Dataset records
───

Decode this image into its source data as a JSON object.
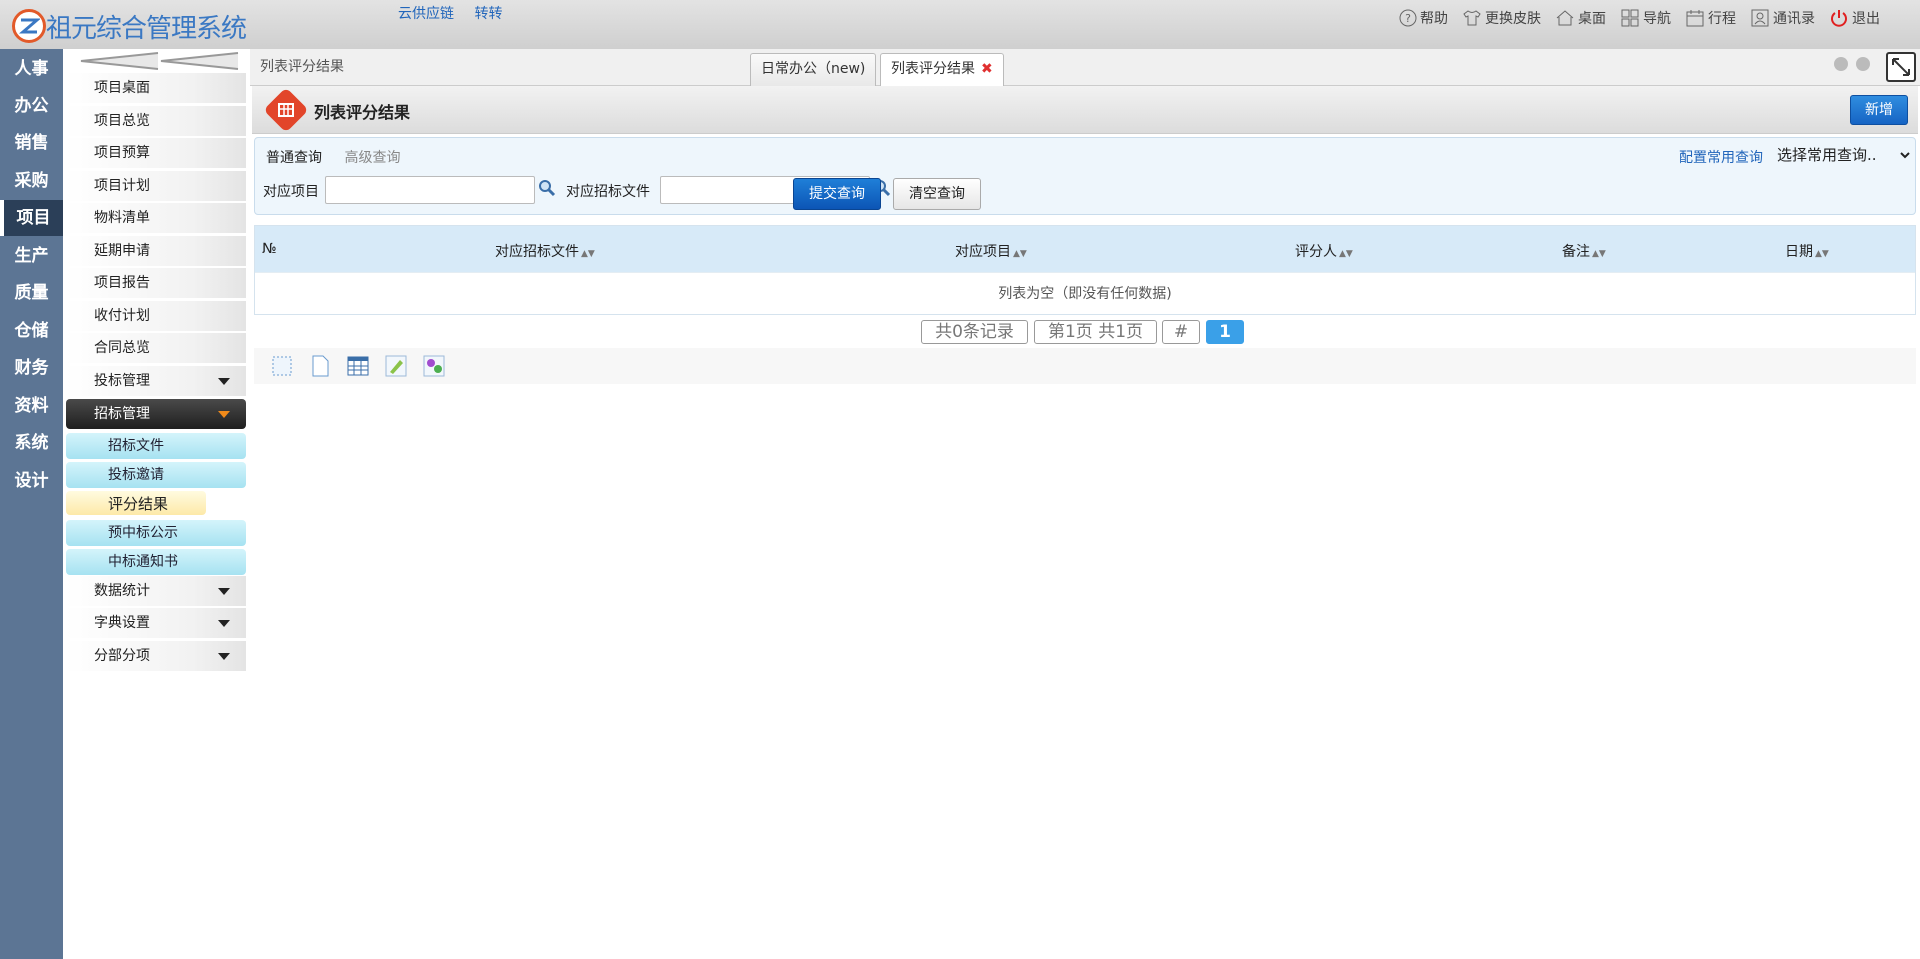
{
  "app": {
    "name": "祖元综合管理系统",
    "top_links": [
      "云供应链",
      "转转"
    ],
    "top_menu": [
      {
        "label": "帮助",
        "icon": "help-icon"
      },
      {
        "label": "更换皮肤",
        "icon": "shirt-icon"
      },
      {
        "label": "桌面",
        "icon": "home-icon"
      },
      {
        "label": "导航",
        "icon": "grid-icon"
      },
      {
        "label": "行程",
        "icon": "calendar-icon"
      },
      {
        "label": "通讯录",
        "icon": "contact-icon"
      },
      {
        "label": "退出",
        "icon": "power-icon"
      }
    ]
  },
  "nav": [
    "人事",
    "办公",
    "销售",
    "采购",
    "项目",
    "生产",
    "质量",
    "仓储",
    "财务",
    "资料",
    "系统",
    "设计"
  ],
  "nav_active": "项目",
  "sidebar": {
    "items": [
      "项目桌面",
      "项目总览",
      "项目预算",
      "项目计划",
      "物料清单",
      "延期申请",
      "项目报告",
      "收付计划",
      "合同总览"
    ],
    "groups": {
      "bid_manage": "投标管理",
      "tender_manage": "招标管理",
      "stats": "数据统计",
      "dict": "字典设置",
      "parts": "分部分项"
    },
    "sub_items": [
      "招标文件",
      "投标邀请",
      "评分结果",
      "预中标公示",
      "中标通知书"
    ],
    "sub_selected": "评分结果"
  },
  "tabs": {
    "breadcrumb": "列表评分结果",
    "items": [
      {
        "label": "日常办公（new)"
      },
      {
        "label": "列表评分结果",
        "close": "✖"
      }
    ]
  },
  "page": {
    "title": "列表评分结果",
    "add_button": "新增"
  },
  "search": {
    "tab_normal": "普通查询",
    "tab_advanced": "高级查询",
    "config_link": "配置常用查询",
    "preset_select": "选择常用查询..",
    "field1_label": "对应项目",
    "field1_value": "",
    "field2_label": "对应招标文件",
    "field2_value": "",
    "submit": "提交查询",
    "clear": "清空查询"
  },
  "grid": {
    "columns": [
      "№",
      "对应招标文件",
      "对应项目",
      "评分人",
      "备注",
      "日期"
    ],
    "empty_text": "列表为空（即没有任何数据)"
  },
  "pager": {
    "total": "共0条记录",
    "page_info": "第1页 共1页",
    "jump": "#",
    "current": "1"
  },
  "colors": {
    "nav_bg": "#5c7594",
    "accent": "#1664c4",
    "brand": "#3a78c3"
  }
}
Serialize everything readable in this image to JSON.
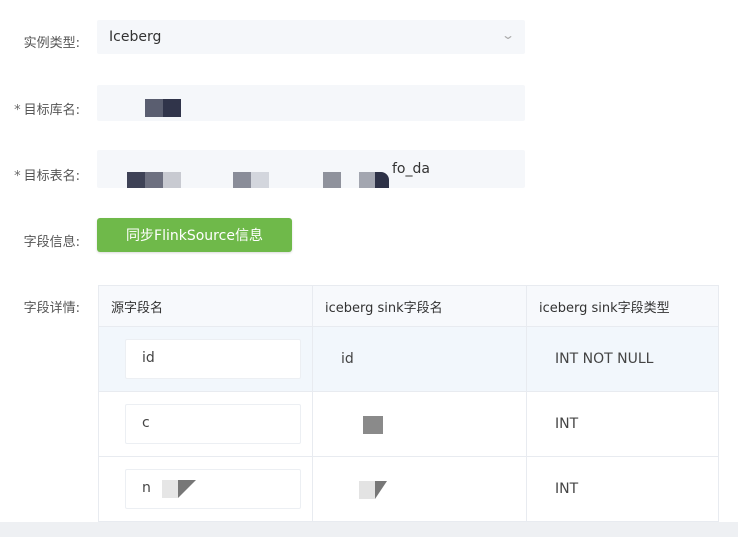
{
  "form": {
    "instance_type": {
      "label": "实例类型:",
      "value": "Iceberg"
    },
    "target_db": {
      "label": "目标库名:",
      "required_mark": "*"
    },
    "target_table": {
      "label": "目标表名:",
      "required_mark": "*",
      "visible_suffix": "fo_da"
    },
    "field_info": {
      "label": "字段信息:",
      "sync_button": "同步FlinkSource信息"
    },
    "field_details": {
      "label": "字段详情:"
    }
  },
  "table": {
    "columns": [
      "源字段名",
      "iceberg sink字段名",
      "iceberg sink字段类型"
    ],
    "rows": [
      {
        "source": "id",
        "sink_name": "id",
        "sink_type": "INT NOT NULL"
      },
      {
        "source": "c",
        "sink_name": "",
        "sink_type": "INT"
      },
      {
        "source": "n",
        "sink_name": "",
        "sink_type": "INT"
      }
    ]
  },
  "colors": {
    "accent_button": "#6fb94a",
    "mask": "#4a4f63",
    "field_bg": "#f5f7fa"
  },
  "icons": {
    "select_dropdown": "chevron-down-icon"
  }
}
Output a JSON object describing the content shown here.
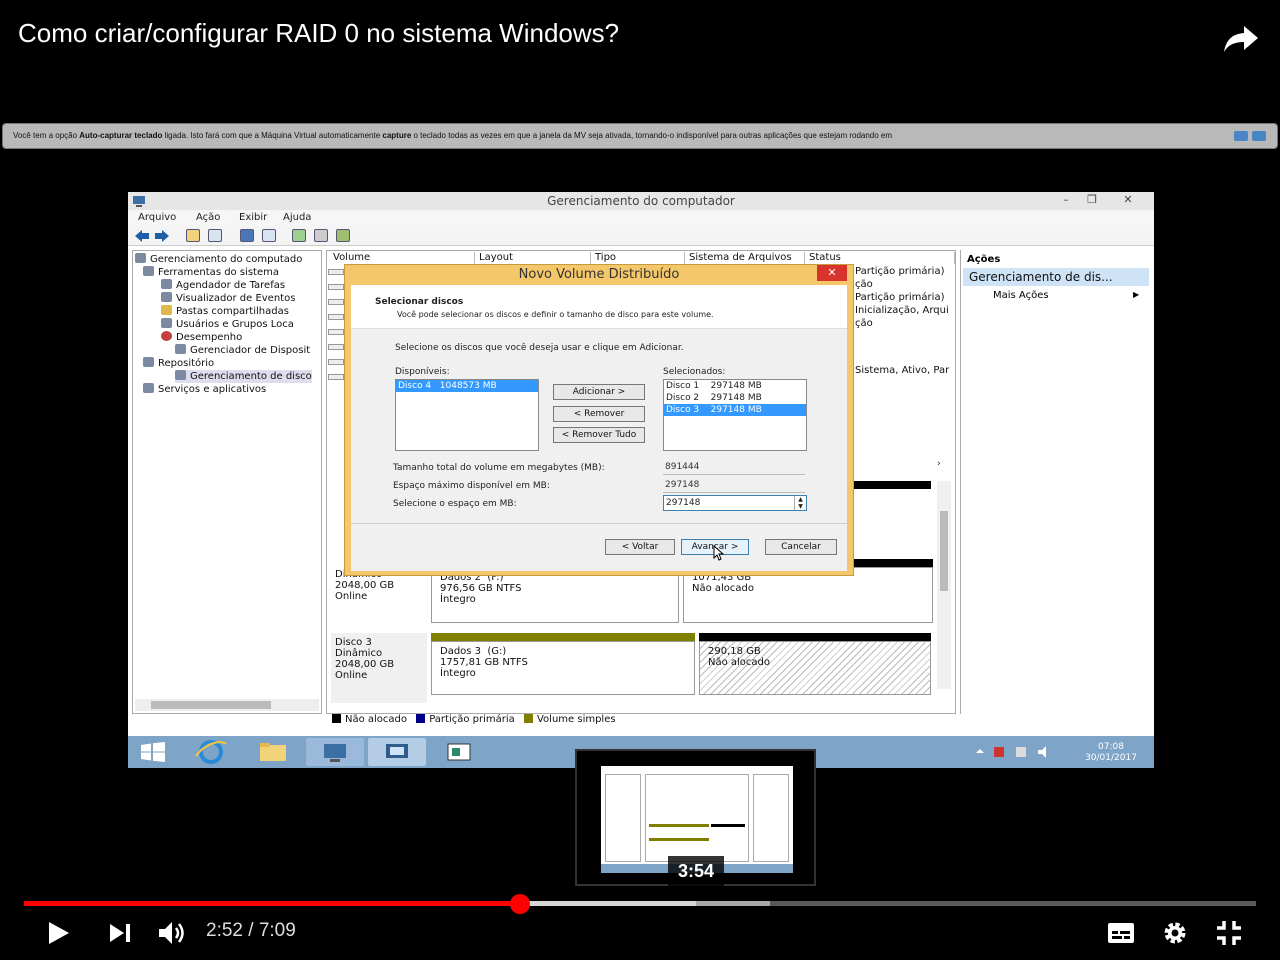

───

Task to complete
Reproduce the data verbatim. Do not carry any picture into the copy.

Right answer
Decode this image into its source data as a JSON object.
{
  "app": {
    "name": "祖元综合管理系统",
    "top_links": [
      "云供应链",
      "转转"
    ],
    "top_menu": [
      {
        "label": "帮助",
        "icon": "help-icon"
      },
      {
        "label": "更换皮肤",
        "icon": "shirt-icon"
      },
      {
        "label": "桌面",
        "icon": "home-icon"
      },
      {
        "label": "导航",
        "icon": "grid-icon"
      },
      {
        "label": "行程",
        "icon": "calendar-icon"
      },
      {
        "label": "通讯录",
        "icon": "contact-icon"
      },
      {
        "label": "退出",
        "icon": "power-icon"
      }
    ]
  },
  "nav": [
    "人事",
    "办公",
    "销售",
    "采购",
    "项目",
    "生产",
    "质量",
    "仓储",
    "财务",
    "资料",
    "系统",
    "设计"
  ],
  "nav_active": "项目",
  "sidebar": {
    "items": [
      "项目桌面",
      "项目总览",
      "项目预算",
      "项目计划",
      "物料清单",
      "延期申请",
      "项目报告",
      "收付计划",
      "合同总览"
    ],
    "groups": {
      "bid_manage": "投标管理",
      "tender_manage": "招标管理",
      "stats": "数据统计",
      "dict": "字典设置",
      "parts": "分部分项"
    },
    "sub_items": [
      "招标文件",
      "投标邀请",
      "评分结果",
      "预中标公示",
      "中标通知书"
    ],
    "sub_selected": "评分结果"
  },
  "tabs": {
    "breadcrumb": "列表评分结果",
    "items": [
      {
        "label": "日常办公（new)"
      },
      {
        "label": "列表评分结果",
        "close": "✖"
      }
    ]
  },
  "page": {
    "title": "列表评分结果",
    "add_button": "新增"
  },
  "search": {
    "tab_normal": "普通查询",
    "tab_advanced": "高级查询",
    "config_link": "配置常用查询",
    "preset_select": "选择常用查询..",
    "field1_label": "对应项目",
    "field1_value": "",
    "field2_label": "对应招标文件",
    "field2_value": "",
    "submit": "提交查询",
    "clear": "清空查询"
  },
  "grid": {
    "columns": [
      "№",
      "对应招标文件",
      "对应项目",
      "评分人",
      "备注",
      "日期"
    ],
    "empty_text": "列表为空（即没有任何数据)"
  },
  "pager": {
    "total": "共0条记录",
    "page_info": "第1页 共1页",
    "jump": "#",
    "current": "1"
  },
  "colors": {
    "nav_bg": "#5c7594",
    "accent": "#1664c4",
    "brand": "#3a78c3"
  }
}
Serialize everything readable in this image to JSON.
{
  "form": {
    "instance_type": {
      "label": "实例类型:",
      "value": "Iceberg"
    },
    "target_db": {
      "label": "目标库名:",
      "required_mark": "*"
    },
    "target_table": {
      "label": "目标表名:",
      "required_mark": "*",
      "visible_suffix": "fo_da"
    },
    "field_info": {
      "label": "字段信息:",
      "sync_button": "同步FlinkSource信息"
    },
    "field_details": {
      "label": "字段详情:"
    }
  },
  "table": {
    "columns": [
      "源字段名",
      "iceberg sink字段名",
      "iceberg sink字段类型"
    ],
    "rows": [
      {
        "source": "id",
        "sink_name": "id",
        "sink_type": "INT NOT NULL"
      },
      {
        "source": "c",
        "sink_name": "",
        "sink_type": "INT"
      },
      {
        "source": "n",
        "sink_name": "",
        "sink_type": "INT"
      }
    ]
  },
  "colors": {
    "accent_button": "#6fb94a",
    "mask": "#4a4f63",
    "field_bg": "#f5f7fa"
  },
  "icons": {
    "select_dropdown": "chevron-down-icon"
  }
}
Output a JSON object describing the content shown here.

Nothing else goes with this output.